PETUNJUK LATIHAN —
1 > Salin kembali bagian teks tentang aksi Indonesia Gelap antara "Ia pun menyatakan" dan "dan ketidakpercayaan publik.", termasuk kedua batas tersebut.
2 > Menurut Adinda dalam teks tentang aksi Indonesia Gelap, bagaimana keadaan Kabinet Merah Putih di tengah persoalan efisiensi anggaran?
3 > Teruskan teks tentang aksi Indonesia Gelap setelah kalimat terakhirnya.

KUTIPAN DOKUMEN —
^^^^^^^^

Ia pun menyatakan soal urgensi aksi Indonesia Gelap dianggap menjadi perhatian bersama, agar Indonesia bisa menjadi lebih baik untuk semua. Di tengah rentetan masalah yang sedang jadi perbincangan, terutama soal efisiensi anggaran, menurut Adinda, di sisi lain Kabinet Merah Putih justru obesitas.

“Nah pertanyaannya sebenarnya adalah, seberapa efektif gerakan ini mendorong atau memberikan daya tekan kepada pemerintah, untuk memperbaiki kebijakan publik, bagaimana proses kebijakan benar-benar bisa diperbaiki dengan suara vokal dari mahasiswa, tapi tentu saja mahasiswa tidak sendiri,” sambungnya.

Adinda menekankan pemerintah seharusnya bisa mendengarkan dan menindaklanjuti protes publik, bukan hanya sibuk dengan proses kebijakan yang berpolemik dan tambal sulam komunikasi publik yang malah memperkeruh suasana dan ketidakpercayaan publik.

“Ingat, bahkan plan LPG 3 kg kemarin saja sudah merepotkan masyarakat plus menyebabkan korban. Wakil rakyat juga harus dituntut bersuara,” kata Adinda.

^^^^^^^^

CUPLIKAN DATA —

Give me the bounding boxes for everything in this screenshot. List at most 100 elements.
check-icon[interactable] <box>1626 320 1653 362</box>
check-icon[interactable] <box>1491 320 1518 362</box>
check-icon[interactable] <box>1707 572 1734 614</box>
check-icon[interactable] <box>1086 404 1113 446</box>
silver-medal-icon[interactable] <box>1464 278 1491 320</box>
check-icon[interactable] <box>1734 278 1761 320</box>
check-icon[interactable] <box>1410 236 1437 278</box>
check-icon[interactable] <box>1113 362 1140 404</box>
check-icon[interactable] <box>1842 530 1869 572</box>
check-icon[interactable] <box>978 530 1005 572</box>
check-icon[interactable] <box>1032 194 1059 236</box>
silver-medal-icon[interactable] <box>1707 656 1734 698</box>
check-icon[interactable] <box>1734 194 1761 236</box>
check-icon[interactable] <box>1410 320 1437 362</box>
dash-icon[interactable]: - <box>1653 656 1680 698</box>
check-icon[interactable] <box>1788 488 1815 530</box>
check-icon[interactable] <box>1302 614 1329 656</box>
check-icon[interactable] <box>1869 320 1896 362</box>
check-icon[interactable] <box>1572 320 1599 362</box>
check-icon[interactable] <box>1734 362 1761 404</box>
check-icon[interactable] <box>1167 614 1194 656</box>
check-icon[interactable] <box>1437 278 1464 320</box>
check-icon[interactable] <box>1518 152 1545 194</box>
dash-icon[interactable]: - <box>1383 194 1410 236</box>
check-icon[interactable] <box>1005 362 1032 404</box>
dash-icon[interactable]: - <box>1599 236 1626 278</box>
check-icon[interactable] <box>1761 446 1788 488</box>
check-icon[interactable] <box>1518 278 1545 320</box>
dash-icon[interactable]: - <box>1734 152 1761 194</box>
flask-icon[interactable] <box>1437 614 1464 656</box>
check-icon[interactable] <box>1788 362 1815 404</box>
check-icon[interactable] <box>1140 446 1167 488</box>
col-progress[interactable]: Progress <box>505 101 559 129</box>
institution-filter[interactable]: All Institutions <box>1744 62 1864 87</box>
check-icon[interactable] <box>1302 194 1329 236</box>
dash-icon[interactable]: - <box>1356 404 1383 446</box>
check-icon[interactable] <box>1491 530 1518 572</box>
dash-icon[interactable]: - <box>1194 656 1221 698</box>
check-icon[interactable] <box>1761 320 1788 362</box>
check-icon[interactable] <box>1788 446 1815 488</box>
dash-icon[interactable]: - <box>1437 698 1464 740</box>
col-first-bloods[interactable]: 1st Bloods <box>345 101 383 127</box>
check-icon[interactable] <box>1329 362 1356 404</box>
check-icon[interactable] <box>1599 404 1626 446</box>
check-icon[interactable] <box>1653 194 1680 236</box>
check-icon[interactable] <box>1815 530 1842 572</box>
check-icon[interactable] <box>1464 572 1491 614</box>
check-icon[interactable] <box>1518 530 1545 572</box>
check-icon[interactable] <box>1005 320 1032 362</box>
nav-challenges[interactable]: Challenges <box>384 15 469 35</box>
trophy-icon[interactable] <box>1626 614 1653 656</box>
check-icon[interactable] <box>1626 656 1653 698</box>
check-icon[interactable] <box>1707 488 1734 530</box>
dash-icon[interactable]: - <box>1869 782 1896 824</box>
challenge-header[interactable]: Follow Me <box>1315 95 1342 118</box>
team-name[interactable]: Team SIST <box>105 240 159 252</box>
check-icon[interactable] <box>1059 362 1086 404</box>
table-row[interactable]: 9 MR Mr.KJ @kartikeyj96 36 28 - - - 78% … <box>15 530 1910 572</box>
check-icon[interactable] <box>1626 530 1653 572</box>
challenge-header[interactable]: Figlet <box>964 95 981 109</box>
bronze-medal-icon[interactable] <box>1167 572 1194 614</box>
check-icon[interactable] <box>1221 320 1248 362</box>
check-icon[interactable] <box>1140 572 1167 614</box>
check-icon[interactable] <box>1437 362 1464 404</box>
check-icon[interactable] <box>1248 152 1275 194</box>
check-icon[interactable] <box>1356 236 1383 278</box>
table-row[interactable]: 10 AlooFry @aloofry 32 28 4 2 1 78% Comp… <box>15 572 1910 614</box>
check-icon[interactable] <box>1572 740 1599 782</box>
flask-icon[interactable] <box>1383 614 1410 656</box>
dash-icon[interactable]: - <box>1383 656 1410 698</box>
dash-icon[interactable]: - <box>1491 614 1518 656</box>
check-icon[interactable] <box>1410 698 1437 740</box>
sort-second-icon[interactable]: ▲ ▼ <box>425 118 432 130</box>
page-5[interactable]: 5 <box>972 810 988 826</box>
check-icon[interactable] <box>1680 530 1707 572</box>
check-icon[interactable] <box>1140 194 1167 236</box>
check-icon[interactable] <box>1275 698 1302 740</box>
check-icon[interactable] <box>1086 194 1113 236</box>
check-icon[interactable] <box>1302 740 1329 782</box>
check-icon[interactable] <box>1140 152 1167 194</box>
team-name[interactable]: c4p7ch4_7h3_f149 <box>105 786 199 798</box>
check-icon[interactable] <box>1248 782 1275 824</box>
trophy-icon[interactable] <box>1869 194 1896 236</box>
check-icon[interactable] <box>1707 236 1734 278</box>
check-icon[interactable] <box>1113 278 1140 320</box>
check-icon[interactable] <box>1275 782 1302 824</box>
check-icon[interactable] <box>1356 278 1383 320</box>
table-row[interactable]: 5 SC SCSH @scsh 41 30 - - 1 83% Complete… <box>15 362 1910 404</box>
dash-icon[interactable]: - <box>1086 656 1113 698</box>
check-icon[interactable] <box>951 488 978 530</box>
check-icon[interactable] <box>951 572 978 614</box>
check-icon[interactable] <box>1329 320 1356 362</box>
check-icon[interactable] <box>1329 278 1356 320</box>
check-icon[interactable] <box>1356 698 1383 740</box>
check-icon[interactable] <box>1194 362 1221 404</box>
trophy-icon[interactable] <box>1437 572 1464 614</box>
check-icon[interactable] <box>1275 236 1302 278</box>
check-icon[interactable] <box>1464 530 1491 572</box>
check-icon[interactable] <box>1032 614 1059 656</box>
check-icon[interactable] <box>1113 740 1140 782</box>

^^^^^^^^

JAWABAN LATIHAN —
1 >
Ia pun menyatakan soal urgensi aksi Indonesia Gelap dianggap menjadi perhatian bersama, agar Indonesia bisa menjadi lebih baik untuk semua. Di tengah rentetan masalah yang sedang jadi perbincangan, terutama soal efisiensi anggaran, menurut Adinda, di sisi lain Kabinet Merah Putih justru obesitas.

“Nah pertanyaannya sebenarnya adalah, seberapa efektif gerakan ini mendorong atau memberikan daya tekan kepada pemerintah, untuk memperbaiki kebijakan publik, bagaimana proses kebijakan benar-benar bisa diperbaiki dengan suara vokal dari mahasiswa, tapi tentu saja mahasiswa tidak sendiri,” sambungnya.

Adinda menekankan pemerintah seharusnya bisa mendengarkan dan menindaklanjuti protes publik, bukan hanya sibuk dengan proses kebijakan yang berpolemik dan tambal sulam komunikasi publik yang malah memperkeruh suasana dan ketidakpercayaan publik.

2 > Kabinet Merah Putih justru obesitas.

3 >
Efisiensi Anggaran Jadi Sorotan

Peneliti Sekretariat Nasional Forum Indonesia untuk Transparansi Anggaran (Seknas Fitra), Gulfino Guevarrato, pun menyoroti terkait efisiensi anggaran yang menjadi tuntutan dan salah satu latar belakang dalam aksi Indonesia Gelap.

Gulfino bilang, keputusan efisiensi yang dilakukan pemerintah menjadi runyam lantaran dilakukan secara tergesa-gesa. Efisiensi yang dilakukan bersamaan dengan semakin gemuknya kementerian dinilai menjadi paradoks.

“Maksudnya bagaimana efisiensi ini kan muncul akibat salah satu dampak dari bertambahnya jumlah kementerian lembaga, bertambahnya wamen [wakil menteri], bertambahnya stafsus [staf khusus], yang itu secara fungsi juga nggak penting-penting banget sebenarnya. Nah itu sebenarnya, jadi kemudian narasinya jadi acak-acakan gitu loh,” kata Gulfino lewat sambungan telepon, Senin (17/2/2025).

Padahal, menurut Gulvino, secara prinsip, efisiensi punya tujuan yang bagus. Hal itu mengingat Anggaran Belanja Pendapatan Negara (APBN) Indonesia yang banyak dihabiskan untuk belanja-belanja birokrasi yang minim manfaat kemasyarakatan.

“Kan sering muncul kegiatan, berbagai macam kegiatan ya, di hotel lah, perjalanan dinas lah, apalah gitu. Yang tujuannya adalah untuk kinerja, tetapi kinerjanya adalah sekaligus anggaran, bukan output atau outcome terhadap layanan publik. Jadi mungkin yang perlu dipertegas di sini adalah prinsip dari efisiensi itu bagus,” ujar Gulfino.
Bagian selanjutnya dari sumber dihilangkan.